━━━━━ Provided entries ━━━━━
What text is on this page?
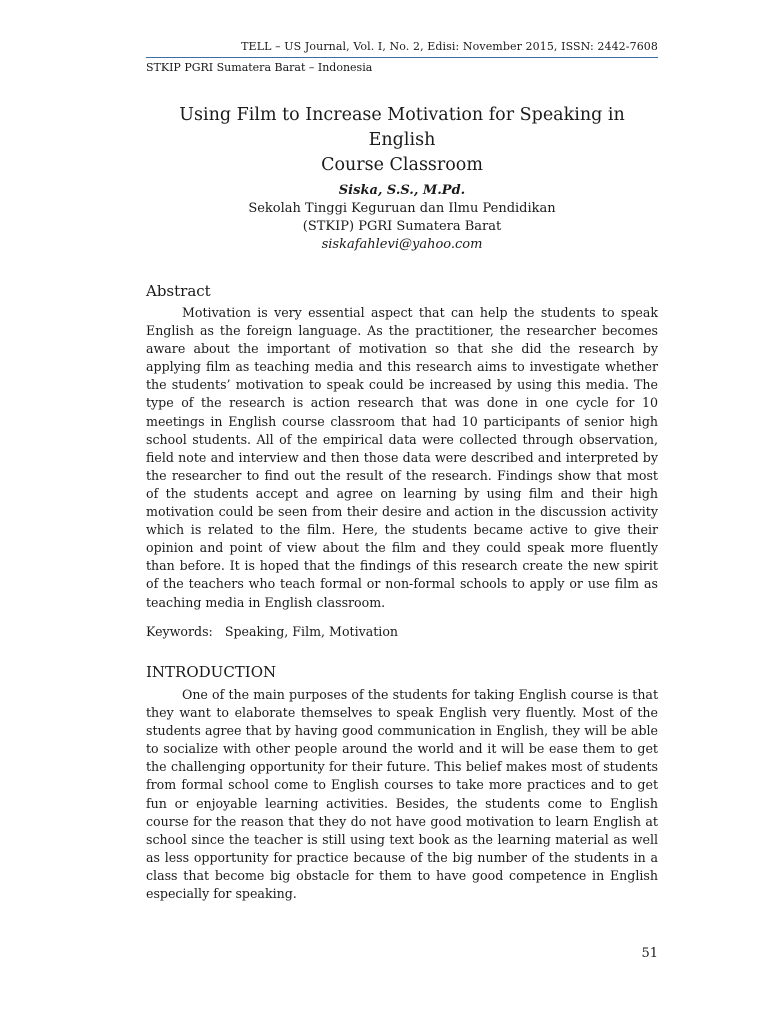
TELL – US Journal, Vol. I, No. 2, Edisi: November 2015, ISSN: 2442-7608
STKIP PGRI Sumatera Barat – Indonesia
Using Film to Increase Motivation for Speaking in English
Course Classroom
Siska, S.S., M.Pd.
Sekolah Tinggi Keguruan dan Ilmu Pendidikan
(STKIP) PGRI Sumatera Barat
siskafahlevi@yahoo.com
Abstract

Motivation is very essential aspect that can help the students to speak English as the foreign language. As the practitioner, the researcher becomes aware about the important of motivation so that she did the research by applying film as teaching media and this research aims to investigate whether the students’ motivation to speak could be increased by using this media. The type of the research is action research that was done in one cycle for 10 meetings in English course classroom that had 10 participants of senior high school students. All of the empirical data were collected through observation, field note and interview and then those data were described and interpreted by the researcher to find out the result of the research. Findings show that most of the students accept and agree on learning by using film and their high motivation could be seen from their desire and action in the discussion activity which is related to the film. Here, the students became active to give their opinion and point of view about the film and they could speak more fluently than before. It is hoped that the findings of this research create the new spirit of the teachers who teach formal or non-formal schools to apply or use film as teaching media in English classroom.

Keywords: Speaking, Film, Motivation
INTRODUCTION

One of the main purposes of the students for taking English course is that they want to elaborate themselves to speak English very fluently. Most of the students agree that by having good communication in English, they will be able to socialize with other people around the world and it will be ease them to get the challenging opportunity for their future. This belief makes most of students from formal school come to English courses to take more practices and to get fun or enjoyable learning activities. Besides, the students come to English course for the reason that they do not have good motivation to learn English at school since the teacher is still using text book as the learning material as well as less opportunity for practice because of the big number of the students in a class that become big obstacle for them to have good competence in English especially for speaking.

51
━━━━━
# [What to do]
Find how many lines of the material carry the string "STKIP". Only the number should be in the answer.

# [Solution]
2